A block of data
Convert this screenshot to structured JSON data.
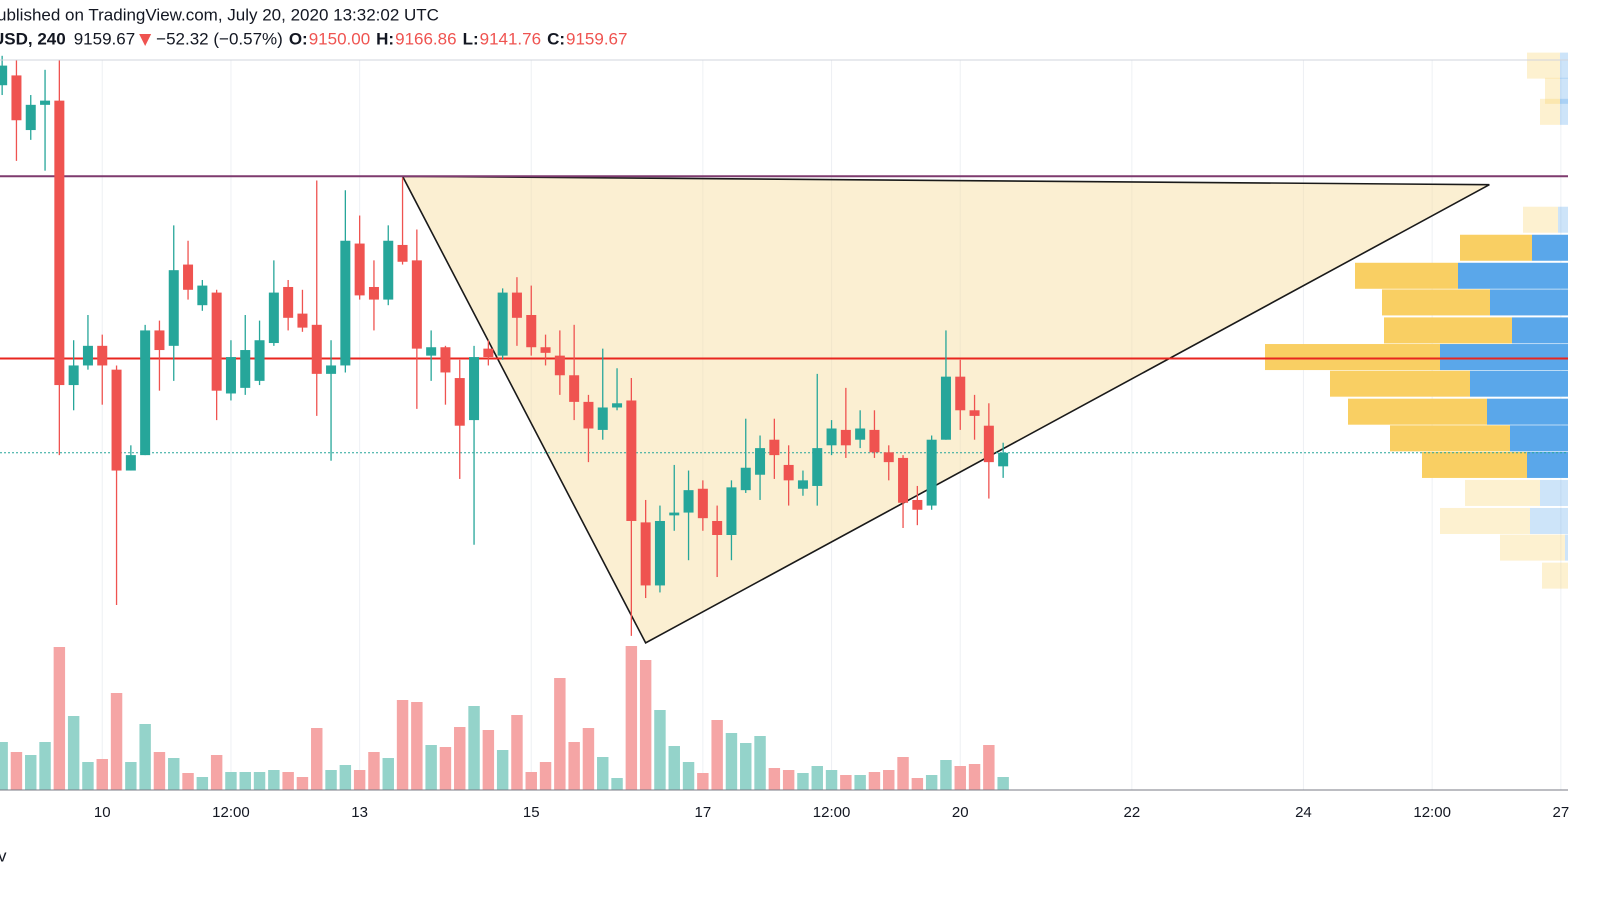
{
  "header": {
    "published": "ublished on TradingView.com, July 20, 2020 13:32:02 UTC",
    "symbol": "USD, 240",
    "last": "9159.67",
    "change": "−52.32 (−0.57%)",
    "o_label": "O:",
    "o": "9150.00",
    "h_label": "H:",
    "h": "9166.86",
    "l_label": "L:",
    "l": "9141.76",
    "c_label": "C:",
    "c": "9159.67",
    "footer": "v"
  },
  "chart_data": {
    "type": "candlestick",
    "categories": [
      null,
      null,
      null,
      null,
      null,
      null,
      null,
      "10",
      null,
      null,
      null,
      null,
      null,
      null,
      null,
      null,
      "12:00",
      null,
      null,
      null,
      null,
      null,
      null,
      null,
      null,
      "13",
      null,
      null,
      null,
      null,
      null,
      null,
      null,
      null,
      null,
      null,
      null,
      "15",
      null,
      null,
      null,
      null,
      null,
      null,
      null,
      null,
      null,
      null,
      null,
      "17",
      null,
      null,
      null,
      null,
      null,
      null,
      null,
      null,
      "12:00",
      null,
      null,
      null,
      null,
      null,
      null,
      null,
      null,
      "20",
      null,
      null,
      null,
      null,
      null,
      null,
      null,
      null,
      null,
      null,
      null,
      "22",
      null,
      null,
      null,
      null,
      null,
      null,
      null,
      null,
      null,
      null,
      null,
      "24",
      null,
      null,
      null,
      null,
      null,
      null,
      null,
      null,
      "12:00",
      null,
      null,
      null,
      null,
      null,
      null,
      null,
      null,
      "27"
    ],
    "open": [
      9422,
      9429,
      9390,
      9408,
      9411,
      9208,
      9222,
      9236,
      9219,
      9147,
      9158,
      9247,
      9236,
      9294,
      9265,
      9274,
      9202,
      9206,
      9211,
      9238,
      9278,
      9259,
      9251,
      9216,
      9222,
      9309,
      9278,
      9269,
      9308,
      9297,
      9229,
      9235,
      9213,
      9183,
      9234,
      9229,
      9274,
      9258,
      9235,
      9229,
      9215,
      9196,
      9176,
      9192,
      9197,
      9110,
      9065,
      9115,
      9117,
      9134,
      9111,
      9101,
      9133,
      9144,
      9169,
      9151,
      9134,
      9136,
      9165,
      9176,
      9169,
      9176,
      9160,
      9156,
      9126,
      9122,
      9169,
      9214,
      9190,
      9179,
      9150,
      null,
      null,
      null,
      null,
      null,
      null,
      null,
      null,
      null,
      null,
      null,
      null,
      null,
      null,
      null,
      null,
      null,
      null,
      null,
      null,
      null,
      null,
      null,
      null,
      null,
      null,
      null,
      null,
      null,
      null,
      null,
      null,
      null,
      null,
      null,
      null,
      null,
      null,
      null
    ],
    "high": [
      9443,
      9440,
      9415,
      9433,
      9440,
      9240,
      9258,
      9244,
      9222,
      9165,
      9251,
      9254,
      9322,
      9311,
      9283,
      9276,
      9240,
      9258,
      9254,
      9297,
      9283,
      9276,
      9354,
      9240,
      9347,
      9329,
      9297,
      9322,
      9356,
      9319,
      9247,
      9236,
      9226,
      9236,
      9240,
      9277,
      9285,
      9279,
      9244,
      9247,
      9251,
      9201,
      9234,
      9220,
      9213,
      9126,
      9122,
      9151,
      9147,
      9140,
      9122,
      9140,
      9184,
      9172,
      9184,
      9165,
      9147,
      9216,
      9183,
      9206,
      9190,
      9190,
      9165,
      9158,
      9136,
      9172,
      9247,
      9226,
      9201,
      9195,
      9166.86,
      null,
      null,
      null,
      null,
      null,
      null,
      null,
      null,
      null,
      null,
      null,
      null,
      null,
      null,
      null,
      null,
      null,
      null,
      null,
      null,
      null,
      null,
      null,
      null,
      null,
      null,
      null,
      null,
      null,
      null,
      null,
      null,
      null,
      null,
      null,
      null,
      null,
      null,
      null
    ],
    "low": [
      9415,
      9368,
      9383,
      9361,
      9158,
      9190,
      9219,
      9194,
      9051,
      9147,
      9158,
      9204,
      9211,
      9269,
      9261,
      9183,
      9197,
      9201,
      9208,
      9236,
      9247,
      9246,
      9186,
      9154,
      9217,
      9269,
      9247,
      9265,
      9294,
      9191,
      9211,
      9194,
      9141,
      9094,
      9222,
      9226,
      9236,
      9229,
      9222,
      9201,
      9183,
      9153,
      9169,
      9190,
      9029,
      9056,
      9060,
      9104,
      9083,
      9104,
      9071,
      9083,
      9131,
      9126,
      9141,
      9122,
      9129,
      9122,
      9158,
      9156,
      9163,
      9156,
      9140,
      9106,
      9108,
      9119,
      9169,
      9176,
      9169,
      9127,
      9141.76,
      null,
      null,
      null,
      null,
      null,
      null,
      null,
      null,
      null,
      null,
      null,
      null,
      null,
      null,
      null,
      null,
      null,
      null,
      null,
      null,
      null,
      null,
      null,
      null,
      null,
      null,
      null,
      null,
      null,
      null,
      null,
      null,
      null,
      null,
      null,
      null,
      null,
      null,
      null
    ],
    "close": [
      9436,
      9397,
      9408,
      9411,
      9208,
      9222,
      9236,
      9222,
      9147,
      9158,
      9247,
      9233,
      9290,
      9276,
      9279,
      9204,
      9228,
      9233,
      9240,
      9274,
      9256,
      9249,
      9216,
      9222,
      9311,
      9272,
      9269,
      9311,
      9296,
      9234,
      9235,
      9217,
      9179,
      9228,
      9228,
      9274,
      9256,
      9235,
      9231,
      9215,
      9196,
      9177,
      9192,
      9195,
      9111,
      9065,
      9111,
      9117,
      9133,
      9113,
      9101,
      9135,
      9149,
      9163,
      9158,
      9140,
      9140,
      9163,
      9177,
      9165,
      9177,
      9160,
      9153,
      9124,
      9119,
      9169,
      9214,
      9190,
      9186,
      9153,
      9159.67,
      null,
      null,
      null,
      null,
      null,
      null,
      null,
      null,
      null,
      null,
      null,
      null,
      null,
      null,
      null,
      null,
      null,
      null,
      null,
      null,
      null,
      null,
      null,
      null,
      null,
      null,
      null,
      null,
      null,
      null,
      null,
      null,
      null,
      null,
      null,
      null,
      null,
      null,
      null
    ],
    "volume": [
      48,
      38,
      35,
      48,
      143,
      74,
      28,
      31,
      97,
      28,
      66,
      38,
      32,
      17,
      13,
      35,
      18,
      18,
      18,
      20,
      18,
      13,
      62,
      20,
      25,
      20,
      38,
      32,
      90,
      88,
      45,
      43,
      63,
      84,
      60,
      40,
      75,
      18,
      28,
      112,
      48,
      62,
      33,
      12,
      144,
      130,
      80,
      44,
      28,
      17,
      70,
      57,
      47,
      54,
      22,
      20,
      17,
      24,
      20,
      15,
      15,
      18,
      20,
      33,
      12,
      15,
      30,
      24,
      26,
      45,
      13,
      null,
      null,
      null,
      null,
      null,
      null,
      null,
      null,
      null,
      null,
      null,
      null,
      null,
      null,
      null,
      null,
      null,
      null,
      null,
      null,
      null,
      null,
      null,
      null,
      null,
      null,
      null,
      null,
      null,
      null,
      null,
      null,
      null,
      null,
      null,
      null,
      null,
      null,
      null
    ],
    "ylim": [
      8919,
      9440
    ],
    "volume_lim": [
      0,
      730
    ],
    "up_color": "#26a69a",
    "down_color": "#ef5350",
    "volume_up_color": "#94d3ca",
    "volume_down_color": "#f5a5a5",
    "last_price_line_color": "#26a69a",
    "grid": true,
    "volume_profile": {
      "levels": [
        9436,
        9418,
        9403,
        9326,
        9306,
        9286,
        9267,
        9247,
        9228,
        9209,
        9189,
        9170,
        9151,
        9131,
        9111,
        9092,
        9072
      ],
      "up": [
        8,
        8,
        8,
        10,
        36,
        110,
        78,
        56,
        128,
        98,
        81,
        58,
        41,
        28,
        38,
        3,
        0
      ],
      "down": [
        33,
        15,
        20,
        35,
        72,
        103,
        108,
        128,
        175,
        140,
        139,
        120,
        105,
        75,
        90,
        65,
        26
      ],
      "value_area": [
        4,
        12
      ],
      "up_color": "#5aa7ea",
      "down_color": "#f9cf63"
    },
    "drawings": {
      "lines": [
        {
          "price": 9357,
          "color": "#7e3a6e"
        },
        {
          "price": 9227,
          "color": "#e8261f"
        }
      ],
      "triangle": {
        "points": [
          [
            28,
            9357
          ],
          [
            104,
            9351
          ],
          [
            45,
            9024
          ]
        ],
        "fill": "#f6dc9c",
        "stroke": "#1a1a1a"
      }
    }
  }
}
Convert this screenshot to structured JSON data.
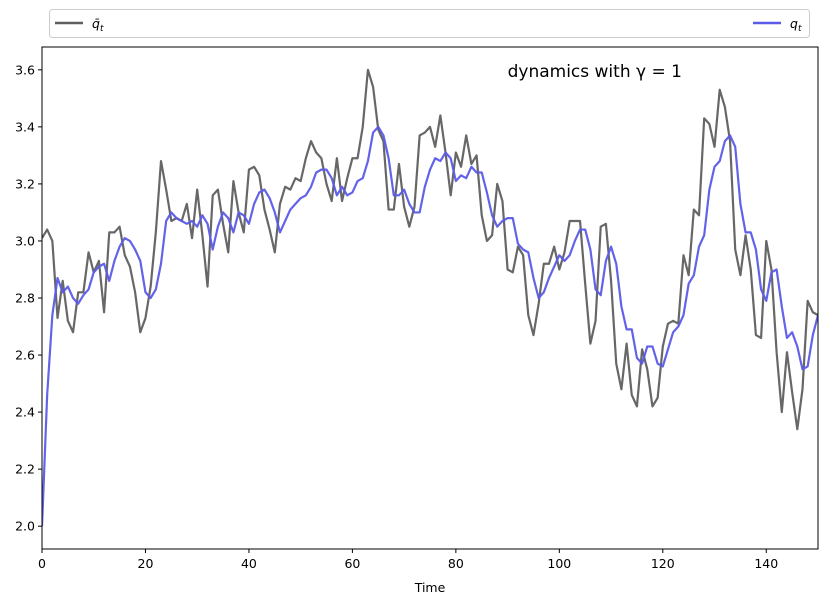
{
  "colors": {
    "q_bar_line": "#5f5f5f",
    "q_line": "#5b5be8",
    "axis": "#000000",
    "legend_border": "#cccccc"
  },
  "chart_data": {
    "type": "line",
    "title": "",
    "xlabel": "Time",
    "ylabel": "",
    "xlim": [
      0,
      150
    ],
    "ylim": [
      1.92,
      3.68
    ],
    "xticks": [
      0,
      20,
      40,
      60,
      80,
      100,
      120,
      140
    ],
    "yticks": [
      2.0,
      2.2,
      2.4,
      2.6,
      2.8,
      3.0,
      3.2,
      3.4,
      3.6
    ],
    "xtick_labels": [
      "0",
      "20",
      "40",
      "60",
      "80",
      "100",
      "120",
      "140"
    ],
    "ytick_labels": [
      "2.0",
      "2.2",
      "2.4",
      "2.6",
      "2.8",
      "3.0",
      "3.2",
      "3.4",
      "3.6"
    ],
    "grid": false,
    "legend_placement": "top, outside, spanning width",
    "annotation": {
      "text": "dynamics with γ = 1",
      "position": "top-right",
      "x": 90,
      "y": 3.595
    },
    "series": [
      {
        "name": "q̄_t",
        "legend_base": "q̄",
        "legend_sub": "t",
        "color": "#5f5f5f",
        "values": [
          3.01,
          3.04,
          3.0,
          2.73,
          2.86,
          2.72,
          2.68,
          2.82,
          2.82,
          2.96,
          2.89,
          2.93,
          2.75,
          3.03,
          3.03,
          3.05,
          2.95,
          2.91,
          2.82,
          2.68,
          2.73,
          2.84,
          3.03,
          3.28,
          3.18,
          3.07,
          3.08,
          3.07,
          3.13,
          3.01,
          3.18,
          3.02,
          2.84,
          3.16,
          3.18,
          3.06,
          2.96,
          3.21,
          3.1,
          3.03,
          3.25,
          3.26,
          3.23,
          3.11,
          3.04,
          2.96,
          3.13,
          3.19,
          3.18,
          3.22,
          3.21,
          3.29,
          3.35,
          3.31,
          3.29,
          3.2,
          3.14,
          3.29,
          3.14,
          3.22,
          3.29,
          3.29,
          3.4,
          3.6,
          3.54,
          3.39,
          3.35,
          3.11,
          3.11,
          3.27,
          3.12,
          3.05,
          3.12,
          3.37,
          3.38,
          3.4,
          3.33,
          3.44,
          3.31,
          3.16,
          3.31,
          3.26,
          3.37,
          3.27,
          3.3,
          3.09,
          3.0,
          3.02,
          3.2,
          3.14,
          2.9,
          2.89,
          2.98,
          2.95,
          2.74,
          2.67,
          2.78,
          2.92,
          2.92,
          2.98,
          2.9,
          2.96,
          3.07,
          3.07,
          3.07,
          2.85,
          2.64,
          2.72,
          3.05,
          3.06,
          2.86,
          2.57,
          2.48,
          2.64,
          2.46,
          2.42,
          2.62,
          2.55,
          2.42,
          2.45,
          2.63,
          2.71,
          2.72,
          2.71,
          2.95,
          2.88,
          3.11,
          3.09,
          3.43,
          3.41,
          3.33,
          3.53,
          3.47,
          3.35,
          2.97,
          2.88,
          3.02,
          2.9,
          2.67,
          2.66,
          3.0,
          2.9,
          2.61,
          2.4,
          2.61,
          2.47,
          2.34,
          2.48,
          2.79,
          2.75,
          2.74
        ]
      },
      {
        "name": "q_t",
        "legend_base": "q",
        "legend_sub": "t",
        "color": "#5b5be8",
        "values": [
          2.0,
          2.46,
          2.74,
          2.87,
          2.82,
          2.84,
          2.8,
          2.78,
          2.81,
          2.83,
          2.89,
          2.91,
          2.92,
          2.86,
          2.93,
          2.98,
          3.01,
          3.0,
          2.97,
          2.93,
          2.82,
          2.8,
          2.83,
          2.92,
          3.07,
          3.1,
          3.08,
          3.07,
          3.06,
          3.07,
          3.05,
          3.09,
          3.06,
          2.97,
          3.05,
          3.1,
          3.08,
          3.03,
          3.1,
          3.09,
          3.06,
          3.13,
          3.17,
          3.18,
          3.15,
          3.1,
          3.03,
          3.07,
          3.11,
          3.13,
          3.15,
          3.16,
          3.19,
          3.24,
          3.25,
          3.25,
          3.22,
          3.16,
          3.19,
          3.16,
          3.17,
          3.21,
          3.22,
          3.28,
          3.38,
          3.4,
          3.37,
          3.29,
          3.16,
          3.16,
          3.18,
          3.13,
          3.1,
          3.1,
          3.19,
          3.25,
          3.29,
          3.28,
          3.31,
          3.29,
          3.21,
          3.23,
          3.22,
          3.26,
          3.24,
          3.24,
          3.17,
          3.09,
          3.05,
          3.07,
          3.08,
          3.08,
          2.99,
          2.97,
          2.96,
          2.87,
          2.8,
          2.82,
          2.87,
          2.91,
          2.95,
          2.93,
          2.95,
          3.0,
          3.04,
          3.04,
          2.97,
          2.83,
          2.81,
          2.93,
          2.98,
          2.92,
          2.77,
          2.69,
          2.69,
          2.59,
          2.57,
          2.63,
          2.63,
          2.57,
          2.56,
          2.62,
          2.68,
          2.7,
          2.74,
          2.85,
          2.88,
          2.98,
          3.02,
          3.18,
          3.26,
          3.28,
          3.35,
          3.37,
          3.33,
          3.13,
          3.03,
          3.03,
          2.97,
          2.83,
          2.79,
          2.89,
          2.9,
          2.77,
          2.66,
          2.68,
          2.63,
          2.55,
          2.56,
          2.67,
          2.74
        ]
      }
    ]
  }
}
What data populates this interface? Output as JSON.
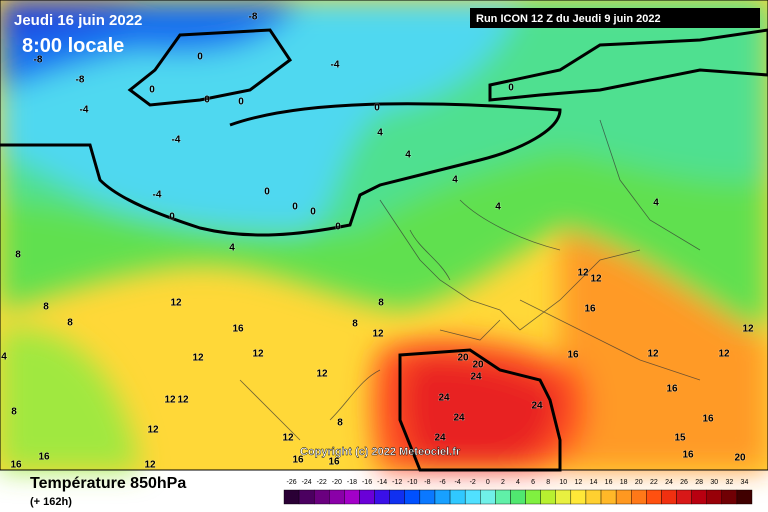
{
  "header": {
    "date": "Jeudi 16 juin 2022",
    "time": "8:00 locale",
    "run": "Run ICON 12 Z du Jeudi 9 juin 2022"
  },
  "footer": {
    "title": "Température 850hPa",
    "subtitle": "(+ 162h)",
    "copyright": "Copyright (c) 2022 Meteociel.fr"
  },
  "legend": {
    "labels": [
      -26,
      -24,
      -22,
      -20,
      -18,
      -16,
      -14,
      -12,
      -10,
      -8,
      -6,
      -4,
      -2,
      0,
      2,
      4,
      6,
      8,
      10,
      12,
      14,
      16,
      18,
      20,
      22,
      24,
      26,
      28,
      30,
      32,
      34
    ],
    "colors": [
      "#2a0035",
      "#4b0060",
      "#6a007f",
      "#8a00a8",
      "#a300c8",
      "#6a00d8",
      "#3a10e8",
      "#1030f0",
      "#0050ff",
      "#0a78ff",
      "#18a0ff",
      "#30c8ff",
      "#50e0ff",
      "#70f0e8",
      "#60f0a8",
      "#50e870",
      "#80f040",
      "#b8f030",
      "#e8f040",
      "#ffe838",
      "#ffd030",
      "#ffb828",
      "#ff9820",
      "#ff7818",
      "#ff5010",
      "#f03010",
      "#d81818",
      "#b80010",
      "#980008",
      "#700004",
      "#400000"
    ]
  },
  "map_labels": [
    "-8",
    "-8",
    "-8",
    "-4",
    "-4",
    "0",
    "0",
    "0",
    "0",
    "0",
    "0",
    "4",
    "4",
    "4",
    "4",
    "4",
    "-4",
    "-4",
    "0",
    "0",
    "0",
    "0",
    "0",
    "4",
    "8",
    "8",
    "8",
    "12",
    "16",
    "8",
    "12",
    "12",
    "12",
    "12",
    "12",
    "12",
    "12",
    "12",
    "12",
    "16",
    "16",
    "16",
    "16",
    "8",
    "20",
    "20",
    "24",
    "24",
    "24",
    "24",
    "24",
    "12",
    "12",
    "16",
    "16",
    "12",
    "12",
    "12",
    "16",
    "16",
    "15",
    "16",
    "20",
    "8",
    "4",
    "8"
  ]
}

*DO THIS*. Set down nothing but the lines from the one containing "What data populates" to the final line above, both included, with every picture left out.

*SOLUTION*.
What data populates this interface? Output as JSON.
{
  "header": {
    "date": "Jeudi 16 juin 2022",
    "time": "8:00 locale",
    "run": "Run ICON 12 Z du Jeudi 9 juin 2022"
  },
  "footer": {
    "title": "Température 850hPa",
    "subtitle": "(+ 162h)",
    "copyright": "Copyright (c) 2022 Meteociel.fr"
  },
  "legend": {
    "labels": [
      -26,
      -24,
      -22,
      -20,
      -18,
      -16,
      -14,
      -12,
      -10,
      -8,
      -6,
      -4,
      -2,
      0,
      2,
      4,
      6,
      8,
      10,
      12,
      14,
      16,
      18,
      20,
      22,
      24,
      26,
      28,
      30,
      32,
      34
    ],
    "colors": [
      "#2a0035",
      "#4b0060",
      "#6a007f",
      "#8a00a8",
      "#a300c8",
      "#6a00d8",
      "#3a10e8",
      "#1030f0",
      "#0050ff",
      "#0a78ff",
      "#18a0ff",
      "#30c8ff",
      "#50e0ff",
      "#70f0e8",
      "#60f0a8",
      "#50e870",
      "#80f040",
      "#b8f030",
      "#e8f040",
      "#ffe838",
      "#ffd030",
      "#ffb828",
      "#ff9820",
      "#ff7818",
      "#ff5010",
      "#f03010",
      "#d81818",
      "#b80010",
      "#980008",
      "#700004",
      "#400000"
    ]
  },
  "map_labels": [
    "-8",
    "-8",
    "-8",
    "-4",
    "-4",
    "0",
    "0",
    "0",
    "0",
    "0",
    "0",
    "4",
    "4",
    "4",
    "4",
    "4",
    "-4",
    "-4",
    "0",
    "0",
    "0",
    "0",
    "0",
    "4",
    "8",
    "8",
    "8",
    "12",
    "16",
    "8",
    "12",
    "12",
    "12",
    "12",
    "12",
    "12",
    "12",
    "12",
    "12",
    "16",
    "16",
    "16",
    "16",
    "8",
    "20",
    "20",
    "24",
    "24",
    "24",
    "24",
    "24",
    "12",
    "12",
    "16",
    "16",
    "12",
    "12",
    "12",
    "16",
    "16",
    "15",
    "16",
    "20",
    "8",
    "4",
    "8"
  ]
}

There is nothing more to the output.